**Supplied material**.
::::::::

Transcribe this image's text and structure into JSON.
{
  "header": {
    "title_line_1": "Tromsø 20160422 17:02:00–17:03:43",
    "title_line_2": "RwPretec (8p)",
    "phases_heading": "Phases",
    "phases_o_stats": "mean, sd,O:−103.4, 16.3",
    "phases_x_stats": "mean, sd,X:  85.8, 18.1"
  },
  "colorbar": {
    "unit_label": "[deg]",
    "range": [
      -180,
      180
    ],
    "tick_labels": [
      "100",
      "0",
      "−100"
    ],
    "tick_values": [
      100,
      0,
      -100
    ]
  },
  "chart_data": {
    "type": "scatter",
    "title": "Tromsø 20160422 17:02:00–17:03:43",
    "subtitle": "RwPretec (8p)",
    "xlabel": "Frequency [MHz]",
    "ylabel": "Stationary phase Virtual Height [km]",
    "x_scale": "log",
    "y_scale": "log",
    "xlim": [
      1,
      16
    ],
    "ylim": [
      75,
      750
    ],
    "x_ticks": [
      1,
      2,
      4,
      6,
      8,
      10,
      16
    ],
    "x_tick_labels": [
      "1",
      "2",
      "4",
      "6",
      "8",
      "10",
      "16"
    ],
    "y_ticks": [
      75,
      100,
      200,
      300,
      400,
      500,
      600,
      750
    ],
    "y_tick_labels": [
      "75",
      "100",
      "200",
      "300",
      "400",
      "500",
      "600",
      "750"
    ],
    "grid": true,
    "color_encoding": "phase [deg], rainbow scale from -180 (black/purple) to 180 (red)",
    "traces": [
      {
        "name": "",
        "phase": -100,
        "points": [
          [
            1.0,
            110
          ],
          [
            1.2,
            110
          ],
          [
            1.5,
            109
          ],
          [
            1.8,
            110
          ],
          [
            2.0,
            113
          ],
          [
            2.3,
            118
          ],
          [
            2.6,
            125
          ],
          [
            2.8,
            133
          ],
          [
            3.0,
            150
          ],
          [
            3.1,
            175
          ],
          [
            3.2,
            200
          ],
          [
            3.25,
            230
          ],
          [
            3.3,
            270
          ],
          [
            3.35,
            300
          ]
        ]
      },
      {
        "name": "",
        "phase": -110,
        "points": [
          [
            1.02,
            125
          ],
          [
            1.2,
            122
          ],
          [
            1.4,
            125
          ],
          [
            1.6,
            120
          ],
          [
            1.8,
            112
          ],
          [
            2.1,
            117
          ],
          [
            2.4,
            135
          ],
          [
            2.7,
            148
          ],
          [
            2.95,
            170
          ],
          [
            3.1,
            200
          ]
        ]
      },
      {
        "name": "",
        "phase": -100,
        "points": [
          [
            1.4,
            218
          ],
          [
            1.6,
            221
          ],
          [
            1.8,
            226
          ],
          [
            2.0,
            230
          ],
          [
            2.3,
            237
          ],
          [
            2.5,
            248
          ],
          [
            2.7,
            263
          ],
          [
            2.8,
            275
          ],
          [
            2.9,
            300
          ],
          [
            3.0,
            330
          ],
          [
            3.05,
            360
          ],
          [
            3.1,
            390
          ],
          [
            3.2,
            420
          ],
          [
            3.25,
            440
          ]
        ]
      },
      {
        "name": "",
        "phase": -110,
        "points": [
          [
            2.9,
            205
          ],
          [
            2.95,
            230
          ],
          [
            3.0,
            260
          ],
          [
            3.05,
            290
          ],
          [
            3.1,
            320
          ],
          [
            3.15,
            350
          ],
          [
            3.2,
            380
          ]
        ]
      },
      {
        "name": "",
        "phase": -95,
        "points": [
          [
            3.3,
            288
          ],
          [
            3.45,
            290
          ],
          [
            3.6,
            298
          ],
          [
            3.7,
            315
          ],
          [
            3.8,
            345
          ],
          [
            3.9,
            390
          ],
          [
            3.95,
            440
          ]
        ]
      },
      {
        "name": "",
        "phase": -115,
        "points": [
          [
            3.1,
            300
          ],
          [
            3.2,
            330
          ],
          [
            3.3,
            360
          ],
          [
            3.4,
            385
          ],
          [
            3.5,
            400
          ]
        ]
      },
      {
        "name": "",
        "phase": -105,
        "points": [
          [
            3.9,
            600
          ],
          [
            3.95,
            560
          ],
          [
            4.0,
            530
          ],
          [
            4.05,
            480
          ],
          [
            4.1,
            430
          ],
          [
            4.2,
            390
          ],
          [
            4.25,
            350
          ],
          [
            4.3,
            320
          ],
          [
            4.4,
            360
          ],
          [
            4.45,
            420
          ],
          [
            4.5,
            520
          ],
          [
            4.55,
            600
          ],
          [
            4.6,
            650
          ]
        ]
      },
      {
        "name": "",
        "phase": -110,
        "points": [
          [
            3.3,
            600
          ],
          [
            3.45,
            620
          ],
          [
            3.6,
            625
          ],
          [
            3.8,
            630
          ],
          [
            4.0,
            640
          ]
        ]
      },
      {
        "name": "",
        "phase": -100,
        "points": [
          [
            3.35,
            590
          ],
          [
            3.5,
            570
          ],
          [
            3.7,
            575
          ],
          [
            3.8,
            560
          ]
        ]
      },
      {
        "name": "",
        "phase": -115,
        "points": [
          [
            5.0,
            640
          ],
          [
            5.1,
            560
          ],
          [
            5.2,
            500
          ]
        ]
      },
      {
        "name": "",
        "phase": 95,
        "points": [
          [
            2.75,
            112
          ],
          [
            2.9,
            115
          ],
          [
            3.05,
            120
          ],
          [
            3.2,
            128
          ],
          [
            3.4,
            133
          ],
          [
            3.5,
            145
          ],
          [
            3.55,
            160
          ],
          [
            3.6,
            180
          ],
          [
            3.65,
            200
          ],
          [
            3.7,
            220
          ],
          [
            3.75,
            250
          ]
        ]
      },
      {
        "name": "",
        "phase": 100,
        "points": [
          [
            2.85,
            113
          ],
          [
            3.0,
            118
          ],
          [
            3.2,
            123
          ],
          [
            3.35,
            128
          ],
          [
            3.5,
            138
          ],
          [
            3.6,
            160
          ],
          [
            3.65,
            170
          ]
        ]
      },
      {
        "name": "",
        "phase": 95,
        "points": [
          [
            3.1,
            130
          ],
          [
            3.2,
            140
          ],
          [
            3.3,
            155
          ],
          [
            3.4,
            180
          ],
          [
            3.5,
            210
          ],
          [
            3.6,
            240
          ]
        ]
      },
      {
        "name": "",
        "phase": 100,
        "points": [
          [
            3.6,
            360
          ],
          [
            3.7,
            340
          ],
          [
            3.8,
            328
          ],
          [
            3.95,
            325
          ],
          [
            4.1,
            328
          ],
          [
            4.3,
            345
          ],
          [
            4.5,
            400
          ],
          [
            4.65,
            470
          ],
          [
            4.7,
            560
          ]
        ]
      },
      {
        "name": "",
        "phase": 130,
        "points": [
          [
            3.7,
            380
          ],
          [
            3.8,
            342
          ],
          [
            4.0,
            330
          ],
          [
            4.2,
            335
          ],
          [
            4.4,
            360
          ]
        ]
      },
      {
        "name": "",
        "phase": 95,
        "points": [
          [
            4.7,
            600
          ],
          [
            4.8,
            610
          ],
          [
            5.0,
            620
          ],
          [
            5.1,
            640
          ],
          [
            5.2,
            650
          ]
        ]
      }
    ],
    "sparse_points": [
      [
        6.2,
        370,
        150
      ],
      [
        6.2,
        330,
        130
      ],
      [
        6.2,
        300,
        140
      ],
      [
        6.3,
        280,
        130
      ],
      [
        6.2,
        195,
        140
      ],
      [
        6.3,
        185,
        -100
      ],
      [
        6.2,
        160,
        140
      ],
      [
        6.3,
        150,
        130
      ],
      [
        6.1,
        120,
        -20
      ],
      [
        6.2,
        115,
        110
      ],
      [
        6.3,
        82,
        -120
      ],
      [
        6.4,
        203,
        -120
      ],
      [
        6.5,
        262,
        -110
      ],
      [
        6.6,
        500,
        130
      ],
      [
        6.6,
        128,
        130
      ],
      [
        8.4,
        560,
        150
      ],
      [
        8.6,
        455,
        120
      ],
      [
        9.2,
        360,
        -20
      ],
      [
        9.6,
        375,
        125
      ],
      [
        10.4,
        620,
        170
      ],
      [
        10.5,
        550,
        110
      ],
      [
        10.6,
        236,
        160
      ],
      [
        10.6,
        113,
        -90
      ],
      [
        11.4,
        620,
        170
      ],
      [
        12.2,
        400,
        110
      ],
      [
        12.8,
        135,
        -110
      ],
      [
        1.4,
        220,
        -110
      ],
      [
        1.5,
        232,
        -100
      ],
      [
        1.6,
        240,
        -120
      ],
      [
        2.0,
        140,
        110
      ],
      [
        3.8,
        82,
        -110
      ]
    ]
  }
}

::::::::

Only lines holding the string "RwPretec" are wanted; gather each one from the entries above.

    "title_line_2": "RwPretec (8p)",
    "subtitle": "RwPretec (8p)",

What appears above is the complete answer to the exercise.